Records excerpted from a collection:

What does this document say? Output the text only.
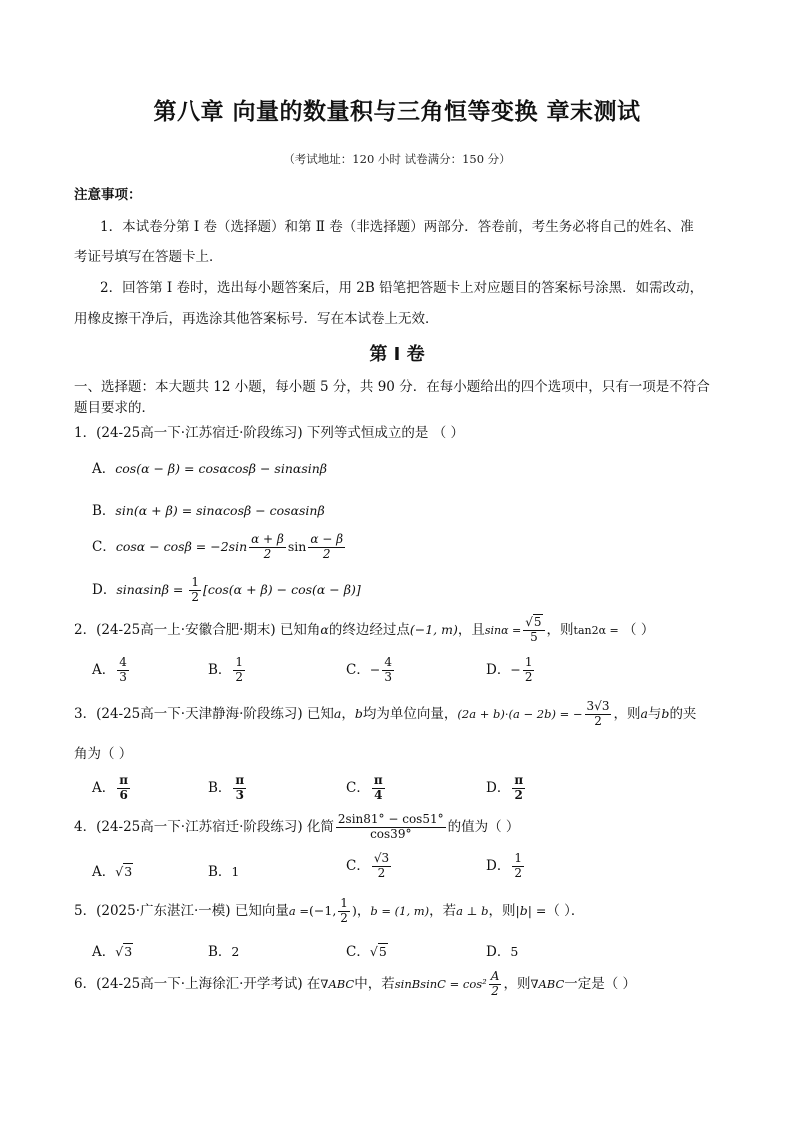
第八章 向量的数量积与三角恒等变换 章末测试
（考试地址：120 小时 试卷满分：150 分）
注意事项：
1．本试卷分第 Ⅰ 卷（选择题）和第 Ⅱ 卷（非选择题）两部分．答卷前，考生务必将自己的姓名、准
考证号填写在答题卡上．
2．回答第 Ⅰ 卷时，选出每小题答案后，用 2B 铅笔把答题卡上对应题目的答案标号涂黑．如需改动，
用橡皮擦干净后，再选涂其他答案标号．写在本试卷上无效．
第 Ⅰ 卷
一、选择题：本大题共 12 小题，每小题 5 分，共 90 分．在每小题给出的四个选项中，只有一项是不符合
题目要求的．
1．(24-25高一下·江苏宿迁·阶段练习) 下列等式恒成立的是 （ ）
A．cos(α − β) = cosαcosβ − sinαsinβ
B．sin(α + β) = sinαcosβ − cosαsinβ
C．$\cos\alpha - \cos\beta = -2\sin \frac{\alpha + \beta}{2}$ $\sin \frac{\alpha - \beta}{2}$
D．$\sin\alpha\sin\beta = \frac{1}{2} [\cos(\alpha + \beta) - \cos(\alpha - \beta)]$
2．(24-25高一上·安徽合肥·期末) 已知角α的终边经过点(−1, m)，且$\sin\alpha = \frac{√5}{5}$ ，则tan2α = （ ）
A． $\frac{4}{3}$	B． $\frac{1}{2}$	C．− $\frac{4}{3}$	D．− $\frac{1}{2}$
3．(24-25高一下·天津静海·阶段练习) 已知a，b均为单位向量，(2a + b)·(a − 2b) = − $\frac{3√3}{2}$ ，则a与b的夹
角为（ ）
A． $\frac{\pi}{6}$	B． $\frac{\pi}{3}$	C． $\frac{\pi}{4}$	D． $\frac{\pi}{2}$
4．(24-25高一下·江苏宿迁·阶段练习) 化简 $\frac{2\sin 81^\circ - \cos 51^\circ}{\cos 39^\circ}$ 的值为（ ）
A．√3	B．1	C． $\frac{√3}{2}$	D． $\frac{1}{2}$
5．(2025·广东湛江·一模) 已知向量a =(−1, $\frac{1}{2}$ )，b = (1, m)，若a ⊥ b，则|b| =（ ）．
A．√3	B．2	C．√5	D．5
6．(24-25高一下·上海徐汇·开学考试) 在∇ABC中，若sinBsinC = $\cos^2 \frac{A}{2}$ ，则∇ABC一定是（ ）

*Work to complete*
Using the material above, set down every line exactly, but skip the pictures.

*Reply*
What does this document say? Output the text only.
第八章 向量的数量积与三角恒等变换 章末测试
（考试地址：120 小时 试卷满分：150 分）
注意事项：
1．本试卷分第 Ⅰ 卷（选择题）和第 Ⅱ 卷（非选择题）两部分．答卷前，考生务必将自己的姓名、准
考证号填写在答题卡上．
2．回答第 Ⅰ 卷时，选出每小题答案后，用 2B 铅笔把答题卡上对应题目的答案标号涂黑．如需改动，
用橡皮擦干净后，再选涂其他答案标号．写在本试卷上无效．
第 Ⅰ 卷
一、选择题：本大题共 12 小题，每小题 5 分，共 90 分．在每小题给出的四个选项中，只有一项是不符合
题目要求的．
1．(24-25高一下·江苏宿迁·阶段练习) 下列等式恒成立的是 （ ）
A．cos(α − β) = cosαcosβ − sinαsinβ
B．sin(α + β) = sinαcosβ − cosαsinβ
C．$\cos\alpha - \cos\beta = -2\sin \frac{\alpha + \beta}{2}$ $\sin \frac{\alpha - \beta}{2}$
D．$\sin\alpha\sin\beta = \frac{1}{2} [\cos(\alpha + \beta) - \cos(\alpha - \beta)]$
2．(24-25高一上·安徽合肥·期末) 已知角α的终边经过点(−1, m)，且$\sin\alpha = \frac{√5}{5}$ ，则tan2α = （ ）
A． $\frac{4}{3}$	B． $\frac{1}{2}$	C．− $\frac{4}{3}$	D．− $\frac{1}{2}$
3．(24-25高一下·天津静海·阶段练习) 已知a，b均为单位向量，(2a + b)·(a − 2b) = − $\frac{3√3}{2}$ ，则a与b的夹
角为（ ）
A． $\frac{\pi}{6}$	B． $\frac{\pi}{3}$	C． $\frac{\pi}{4}$	D． $\frac{\pi}{2}$
4．(24-25高一下·江苏宿迁·阶段练习) 化简 $\frac{2\sin 81^\circ - \cos 51^\circ}{\cos 39^\circ}$ 的值为（ ）
A．√3	B．1	C． $\frac{√3}{2}$	D． $\frac{1}{2}$
5．(2025·广东湛江·一模) 已知向量a =(−1, $\frac{1}{2}$ )，b = (1, m)，若a ⊥ b，则|b| =（ ）．
A．√3	B．2	C．√5	D．5
6．(24-25高一下·上海徐汇·开学考试) 在∇ABC中，若sinBsinC = $\cos^2 \frac{A}{2}$ ，则∇ABC一定是（ ）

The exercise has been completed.